OBJECTIVE
Transcribe the records that follow. Keep every word exactly, and drop the pictures.

INFORMATION SUPPLIED
◇ ◇ ◇

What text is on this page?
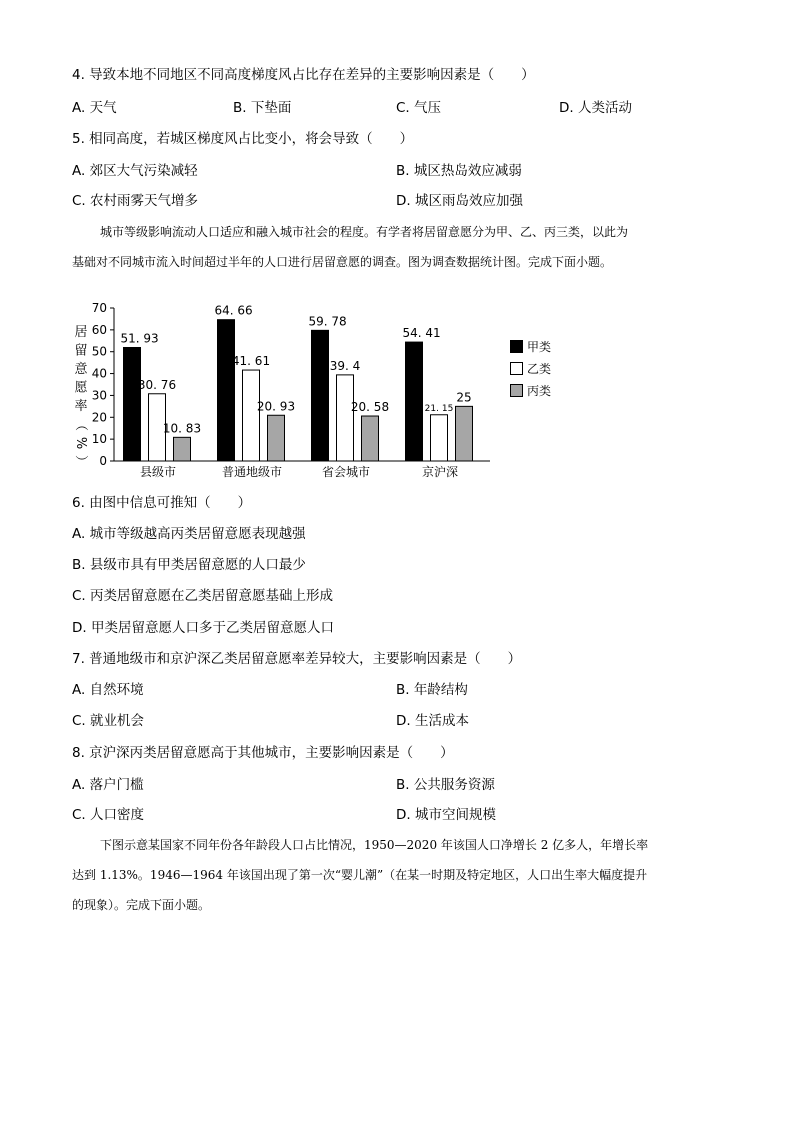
4. 导致本地不同地区不同高度梯度风占比存在差异的主要影响因素是（　　）
A. 天气	B. 下垫面	C. 气压	D. 人类活动
5. 相同高度，若城区梯度风占比变小，将会导致（　　）
A. 郊区大气污染减轻	B. 城区热岛效应减弱
C. 农村雨雾天气增多	D. 城区雨岛效应加强
城市等级影响流动人口适应和融入城市社会的程度。有学者将居留意愿分为甲、乙、丙三类，以此为
基础对不同城市流入时间超过半年的人口进行居留意愿的调查。图为调查数据统计图。完成下面小题。
0
10
20
30
40
50
60
70
居
留
意
愿
率
（
%
）
51. 93
30. 76
10. 83
县级市
64. 66
41. 61
20. 93
普通地级市
59. 78
39. 4
20. 58
省会城市
54. 41
21. 15
25
京沪深
甲类
乙类
丙类
6. 由图中信息可推知（　　）
A. 城市等级越高丙类居留意愿表现越强
B. 县级市具有甲类居留意愿的人口最少
C. 丙类居留意愿在乙类居留意愿基础上形成
D. 甲类居留意愿人口多于乙类居留意愿人口
7. 普通地级市和京沪深乙类居留意愿率差异较大，主要影响因素是（　　）
A. 自然环境	B. 年龄结构
C. 就业机会	D. 生活成本
8. 京沪深丙类居留意愿高于其他城市，主要影响因素是（　　）
A. 落户门槛	B. 公共服务资源
C. 人口密度	D. 城市空间规模
下图示意某国家不同年份各年龄段人口占比情况，1950—2020 年该国人口净增长 2 亿多人，年增长率
达到 1.13%。1946—1964 年该国出现了第一次“婴儿潮”（在某一时期及特定地区，人口出生率大幅度提升
的现象）。完成下面小题。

◇ ◇ ◇

WRITTEN SOLUTION
What text is on this page?
4. 导致本地不同地区不同高度梯度风占比存在差异的主要影响因素是（　　）
A. 天气	B. 下垫面	C. 气压	D. 人类活动
5. 相同高度，若城区梯度风占比变小，将会导致（　　）
A. 郊区大气污染减轻	B. 城区热岛效应减弱
C. 农村雨雾天气增多	D. 城区雨岛效应加强
城市等级影响流动人口适应和融入城市社会的程度。有学者将居留意愿分为甲、乙、丙三类，以此为
基础对不同城市流入时间超过半年的人口进行居留意愿的调查。图为调查数据统计图。完成下面小题。
0
10
20
30
40
50
60
70
居
留
意
愿
率
（
%
）
51. 93
30. 76
10. 83
县级市
64. 66
41. 61
20. 93
普通地级市
59. 78
39. 4
20. 58
省会城市
54. 41
21. 15
25
京沪深
甲类
乙类
丙类
6. 由图中信息可推知（　　）
A. 城市等级越高丙类居留意愿表现越强
B. 县级市具有甲类居留意愿的人口最少
C. 丙类居留意愿在乙类居留意愿基础上形成
D. 甲类居留意愿人口多于乙类居留意愿人口
7. 普通地级市和京沪深乙类居留意愿率差异较大，主要影响因素是（　　）
A. 自然环境	B. 年龄结构
C. 就业机会	D. 生活成本
8. 京沪深丙类居留意愿高于其他城市，主要影响因素是（　　）
A. 落户门槛	B. 公共服务资源
C. 人口密度	D. 城市空间规模
下图示意某国家不同年份各年龄段人口占比情况，1950—2020 年该国人口净增长 2 亿多人，年增长率
达到 1.13%。1946—1964 年该国出现了第一次“婴儿潮”（在某一时期及特定地区，人口出生率大幅度提升
的现象）。完成下面小题。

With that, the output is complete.